**Problem requirements**
Leaving out all images, write out the records that follow exactly.

Data records:
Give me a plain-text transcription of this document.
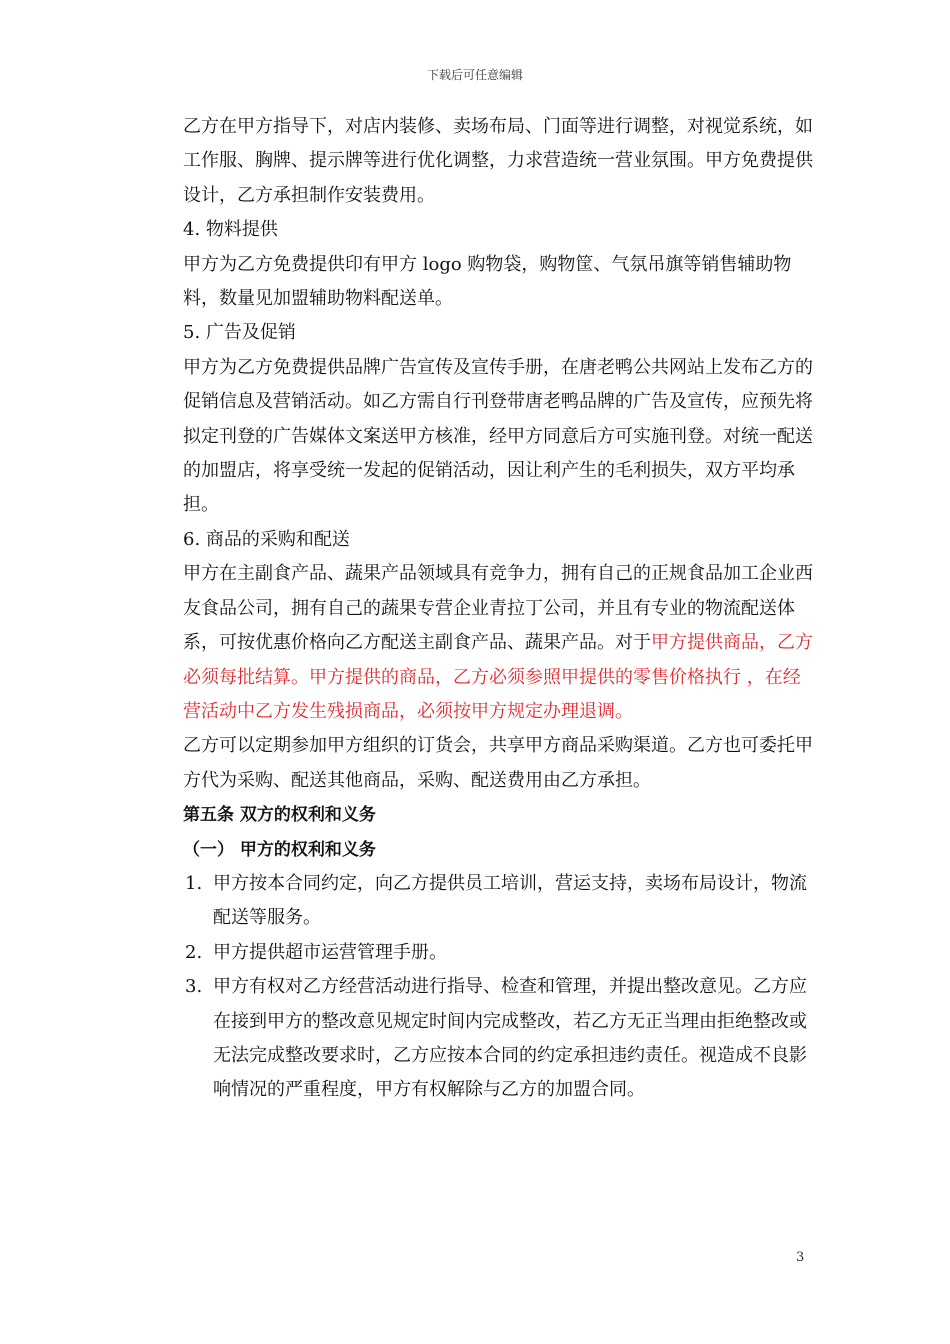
下载后可任意编辑

乙方在甲方指导下，对店内装修、卖场布局、门面等进行调整，对视觉系统，如工作服、胸牌、提示牌等进行优化调整，力求营造统一营业氛围。甲方免费提供设计，乙方承担制作安装费用。

4. 物料提供

甲方为乙方免费提供印有甲方 logo 购物袋，购物筐、气氛吊旗等销售辅助物料，数量见加盟辅助物料配送单。

5. 广告及促销

甲方为乙方免费提供品牌广告宣传及宣传手册，在唐老鸭公共网站上发布乙方的促销信息及营销活动。如乙方需自行刊登带唐老鸭品牌的广告及宣传，应预先将拟定刊登的广告媒体文案送甲方核准，经甲方同意后方可实施刊登。对统一配送的加盟店，将享受统一发起的促销活动，因让利产生的毛利损失，双方平均承担。

6. 商品的采购和配送

甲方在主副食产品、蔬果产品领域具有竞争力，拥有自己的正规食品加工企业西友食品公司，拥有自己的蔬果专营企业青拉丁公司，并且有专业的物流配送体系，可按优惠价格向乙方配送主副食产品、蔬果产品。对于甲方提供商品，乙方必须每批结算。甲方提供的商品，乙方必须参照甲提供的零售价格执行 ，在经营活动中乙方发生残损商品，必须按甲方规定办理退调。

乙方可以定期参加甲方组织的订货会，共享甲方商品采购渠道。乙方也可委托甲方代为采购、配送其他商品，采购、配送费用由乙方承担。

第五条 双方的权利和义务

（一） 甲方的权利和义务

1. 甲方按本合同约定，向乙方提供员工培训，营运支持，卖场布局设计，物流配送等服务。
2. 甲方提供超市运营管理手册。
3. 甲方有权对乙方经营活动进行指导、检查和管理，并提出整改意见。乙方应在接到甲方的整改意见规定时间内完成整改，若乙方无正当理由拒绝整改或无法完成整改要求时，乙方应按本合同的约定承担违约责任。视造成不良影响情况的严重程度，甲方有权解除与乙方的加盟合同。
3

**Complete output**
Give me a plain-text transcription of this document.
下载后可任意编辑

乙方在甲方指导下，对店内装修、卖场布局、门面等进行调整，对视觉系统，如工作服、胸牌、提示牌等进行优化调整，力求营造统一营业氛围。甲方免费提供设计，乙方承担制作安装费用。

4. 物料提供

甲方为乙方免费提供印有甲方 logo 购物袋，购物筐、气氛吊旗等销售辅助物料，数量见加盟辅助物料配送单。

5. 广告及促销

甲方为乙方免费提供品牌广告宣传及宣传手册，在唐老鸭公共网站上发布乙方的促销信息及营销活动。如乙方需自行刊登带唐老鸭品牌的广告及宣传，应预先将拟定刊登的广告媒体文案送甲方核准，经甲方同意后方可实施刊登。对统一配送的加盟店，将享受统一发起的促销活动，因让利产生的毛利损失，双方平均承担。

6. 商品的采购和配送

甲方在主副食产品、蔬果产品领域具有竞争力，拥有自己的正规食品加工企业西友食品公司，拥有自己的蔬果专营企业青拉丁公司，并且有专业的物流配送体系，可按优惠价格向乙方配送主副食产品、蔬果产品。对于甲方提供商品，乙方必须每批结算。甲方提供的商品，乙方必须参照甲提供的零售价格执行 ，在经营活动中乙方发生残损商品，必须按甲方规定办理退调。

乙方可以定期参加甲方组织的订货会，共享甲方商品采购渠道。乙方也可委托甲方代为采购、配送其他商品，采购、配送费用由乙方承担。

第五条 双方的权利和义务

（一） 甲方的权利和义务

1. 甲方按本合同约定，向乙方提供员工培训，营运支持，卖场布局设计，物流配送等服务。
2. 甲方提供超市运营管理手册。
3. 甲方有权对乙方经营活动进行指导、检查和管理，并提出整改意见。乙方应在接到甲方的整改意见规定时间内完成整改，若乙方无正当理由拒绝整改或无法完成整改要求时，乙方应按本合同的约定承担违约责任。视造成不良影响情况的严重程度，甲方有权解除与乙方的加盟合同。
3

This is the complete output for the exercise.